= STATED EXERCISE =
Pictures do not belong in the copy, so please give every entry below again exactly.

= GIVEN RECORDS =
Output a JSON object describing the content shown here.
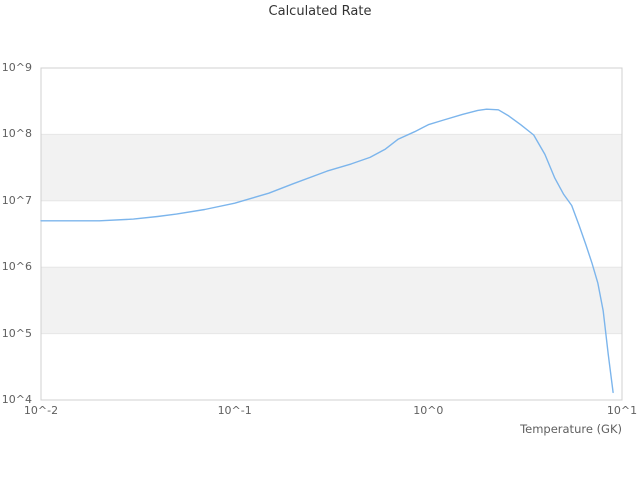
{
  "title": "Calculated Rate",
  "colors": {
    "line": "#7cb5ec",
    "band": "#f2f2f2",
    "gridline": "#e6e6e6",
    "plot_border": "#d0d0d0",
    "title_text": "#333333",
    "tick_text": "#606060",
    "background": "#ffffff"
  },
  "chart_data": {
    "type": "line",
    "title": "Calculated Rate",
    "xlabel": "Temperature (GK)",
    "ylabel": "",
    "x_scale": "log",
    "y_scale": "log",
    "xlim": [
      0.01,
      10
    ],
    "ylim": [
      10000,
      1000000000
    ],
    "grid": "horizontal decade gridlines with alternating shaded bands",
    "legend": "none",
    "shaded_bands": [
      [
        10000000,
        100000000
      ],
      [
        100000,
        1000000
      ]
    ],
    "x_ticks": [
      {
        "value": 0.01,
        "label": "10^-2"
      },
      {
        "value": 0.1,
        "label": "10^-1"
      },
      {
        "value": 1,
        "label": "10^0"
      },
      {
        "value": 10,
        "label": "10^1"
      }
    ],
    "y_ticks": [
      {
        "value": 10000,
        "label": "10^4"
      },
      {
        "value": 100000,
        "label": "10^5"
      },
      {
        "value": 1000000,
        "label": "10^6"
      },
      {
        "value": 10000000,
        "label": "10^7"
      },
      {
        "value": 100000000,
        "label": "10^8"
      },
      {
        "value": 1000000000,
        "label": "10^9"
      }
    ],
    "series": [
      {
        "name": "Calculated Rate",
        "color": "#7cb5ec",
        "x": [
          0.01,
          0.015,
          0.02,
          0.03,
          0.04,
          0.05,
          0.07,
          0.1,
          0.15,
          0.2,
          0.3,
          0.4,
          0.5,
          0.6,
          0.7,
          0.85,
          1.0,
          1.2,
          1.5,
          1.8,
          2.0,
          2.3,
          2.6,
          3.0,
          3.5,
          4.0,
          4.5,
          5.0,
          5.5,
          6.0,
          6.5,
          7.0,
          7.5,
          8.0,
          8.5,
          9.0
        ],
        "y": [
          5000000.0,
          5000000.0,
          5000000.0,
          5300000.0,
          5800000.0,
          6300000.0,
          7400000.0,
          9200000.0,
          13000000.0,
          18000000.0,
          28000000.0,
          36000000.0,
          45000000.0,
          60000000.0,
          85000000.0,
          110000000.0,
          140000000.0,
          165000000.0,
          200000000.0,
          230000000.0,
          240000000.0,
          235000000.0,
          190000000.0,
          140000000.0,
          98000000.0,
          50000000.0,
          22000000.0,
          12500000.0,
          8500000.0,
          4300000.0,
          2200000.0,
          1150000.0,
          580000.0,
          220000.0,
          48000.0,
          13000.0
        ]
      }
    ]
  }
}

= RESPONSE =
Output a JSON object describing the content shown here.
{
  "title": "Calculated Rate",
  "colors": {
    "line": "#7cb5ec",
    "band": "#f2f2f2",
    "gridline": "#e6e6e6",
    "plot_border": "#d0d0d0",
    "title_text": "#333333",
    "tick_text": "#606060",
    "background": "#ffffff"
  },
  "chart_data": {
    "type": "line",
    "title": "Calculated Rate",
    "xlabel": "Temperature (GK)",
    "ylabel": "",
    "x_scale": "log",
    "y_scale": "log",
    "xlim": [
      0.01,
      10
    ],
    "ylim": [
      10000,
      1000000000
    ],
    "grid": "horizontal decade gridlines with alternating shaded bands",
    "legend": "none",
    "shaded_bands": [
      [
        10000000,
        100000000
      ],
      [
        100000,
        1000000
      ]
    ],
    "x_ticks": [
      {
        "value": 0.01,
        "label": "10^-2"
      },
      {
        "value": 0.1,
        "label": "10^-1"
      },
      {
        "value": 1,
        "label": "10^0"
      },
      {
        "value": 10,
        "label": "10^1"
      }
    ],
    "y_ticks": [
      {
        "value": 10000,
        "label": "10^4"
      },
      {
        "value": 100000,
        "label": "10^5"
      },
      {
        "value": 1000000,
        "label": "10^6"
      },
      {
        "value": 10000000,
        "label": "10^7"
      },
      {
        "value": 100000000,
        "label": "10^8"
      },
      {
        "value": 1000000000,
        "label": "10^9"
      }
    ],
    "series": [
      {
        "name": "Calculated Rate",
        "color": "#7cb5ec",
        "x": [
          0.01,
          0.015,
          0.02,
          0.03,
          0.04,
          0.05,
          0.07,
          0.1,
          0.15,
          0.2,
          0.3,
          0.4,
          0.5,
          0.6,
          0.7,
          0.85,
          1.0,
          1.2,
          1.5,
          1.8,
          2.0,
          2.3,
          2.6,
          3.0,
          3.5,
          4.0,
          4.5,
          5.0,
          5.5,
          6.0,
          6.5,
          7.0,
          7.5,
          8.0,
          8.5,
          9.0
        ],
        "y": [
          5000000.0,
          5000000.0,
          5000000.0,
          5300000.0,
          5800000.0,
          6300000.0,
          7400000.0,
          9200000.0,
          13000000.0,
          18000000.0,
          28000000.0,
          36000000.0,
          45000000.0,
          60000000.0,
          85000000.0,
          110000000.0,
          140000000.0,
          165000000.0,
          200000000.0,
          230000000.0,
          240000000.0,
          235000000.0,
          190000000.0,
          140000000.0,
          98000000.0,
          50000000.0,
          22000000.0,
          12500000.0,
          8500000.0,
          4300000.0,
          2200000.0,
          1150000.0,
          580000.0,
          220000.0,
          48000.0,
          13000.0
        ]
      }
    ]
  }
}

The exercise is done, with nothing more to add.